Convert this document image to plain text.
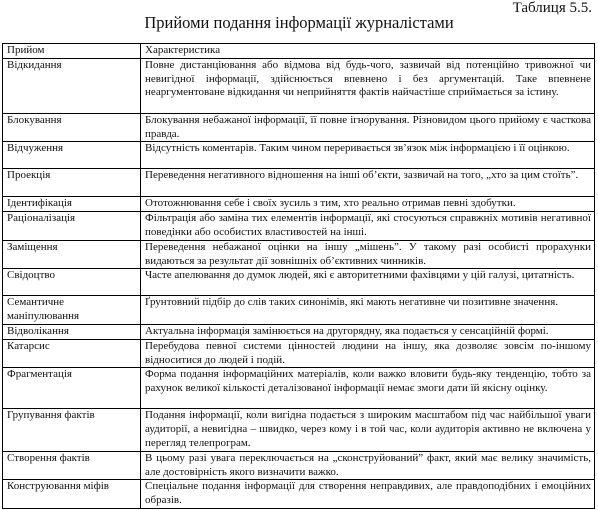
Таблиця 5.5.
Прийоми подання інформації журналістами
Прийом	Характеристика
Відкидання	Повне дистанціювання або відмова від будь-чого, зазвичай від потенційно тривожної чи невигідної інформації, здійснюється впевнено і без аргументацій. Таке впевнене неаргументоване відкидання чи неприйняття фактів найчастіше сприймається за істину.
Блокування	Блокування небажаної інформації, її повне ігнорування. Різновидом цього прийому є часткова правда.
Відчуження	Відсутність коментарів. Таким чином переривається зв’язок між інформацією і її оцінкою.
Проекція	Переведення негативного відношення на інші об’єкти, зазвичай на того, „хто за цим стоїть”.
Ідентифікація	Ототожнювання себе і своїх зусиль з тим, хто реально отримав певні здобутки.
Раціоналізація	Фільтрація або заміна тих елементів інформації, які стосуються справжніх мотивів негативної поведінки або особистих властивостей на інші.
Заміщення	Переведення небажаної оцінки на іншу „мішень”. У такому разі особисті прорахунки видаються за результат дії зовнішніх об’єктивних чинників.
Свідоцтво	Часте апелювання до думок людей, які є авторитетними фахівцями у цій галузі, цитатність.
Семантичне маніпулювання	Ґрунтовний підбір до слів таких синонімів, які мають негативне чи позитивне значення.
Відволікання	Актуальна інформація замінюється на другорядну, яка подається у сенсаційній формі.
Катарсис	Перебудова певної системи цінностей людини на іншу, яка дозволяє зовсім по-іншому відноситися до людей і подій.
Фрагментація	Форма подання інформаційних матеріалів, коли важко вловити будь-яку тенденцію, тобто за рахунок великої кількості деталізованої інформації немає змоги дати їй якісну оцінку.
Групування фактів	Подання інформації, коли вигідна подається з широким масштабом під час найбільшої уваги аудиторії, а невигідна – швидко, через кому і в той час, коли аудиторія активно не включена у перегляд телепрограм.
Створення фактів	В цьому разі увага переключається на „сконструйований” факт, який має велику значимість, але достовірність якого визначити важко.
Конструювання міфів	Спеціальне подання інформації для створення неправдивих, але правдоподібних і емоційних образів.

_SET TASK_
Write out all the records again, exactly, minus any pictures.

_ANSWER FOR THE TASK_
Convert this document image to plain text.
Таблиця 5.5.
Прийоми подання інформації журналістами
Прийом	Характеристика
Відкидання	Повне дистанціювання або відмова від будь-чого, зазвичай від потенційно тривожної чи невигідної інформації, здійснюється впевнено і без аргументацій. Таке впевнене неаргументоване відкидання чи неприйняття фактів найчастіше сприймається за істину.
Блокування	Блокування небажаної інформації, її повне ігнорування. Різновидом цього прийому є часткова правда.
Відчуження	Відсутність коментарів. Таким чином переривається зв’язок між інформацією і її оцінкою.
Проекція	Переведення негативного відношення на інші об’єкти, зазвичай на того, „хто за цим стоїть”.
Ідентифікація	Ототожнювання себе і своїх зусиль з тим, хто реально отримав певні здобутки.
Раціоналізація	Фільтрація або заміна тих елементів інформації, які стосуються справжніх мотивів негативної поведінки або особистих властивостей на інші.
Заміщення	Переведення небажаної оцінки на іншу „мішень”. У такому разі особисті прорахунки видаються за результат дії зовнішніх об’єктивних чинників.
Свідоцтво	Часте апелювання до думок людей, які є авторитетними фахівцями у цій галузі, цитатність.
Семантичне маніпулювання	Ґрунтовний підбір до слів таких синонімів, які мають негативне чи позитивне значення.
Відволікання	Актуальна інформація замінюється на другорядну, яка подається у сенсаційній формі.
Катарсис	Перебудова певної системи цінностей людини на іншу, яка дозволяє зовсім по-іншому відноситися до людей і подій.
Фрагментація	Форма подання інформаційних матеріалів, коли важко вловити будь-яку тенденцію, тобто за рахунок великої кількості деталізованої інформації немає змоги дати їй якісну оцінку.
Групування фактів	Подання інформації, коли вигідна подається з широким масштабом під час найбільшої уваги аудиторії, а невигідна – швидко, через кому і в той час, коли аудиторія активно не включена у перегляд телепрограм.
Створення фактів	В цьому разі увага переключається на „сконструйований” факт, який має велику значимість, але достовірність якого визначити важко.
Конструювання міфів	Спеціальне подання інформації для створення неправдивих, але правдоподібних і емоційних образів.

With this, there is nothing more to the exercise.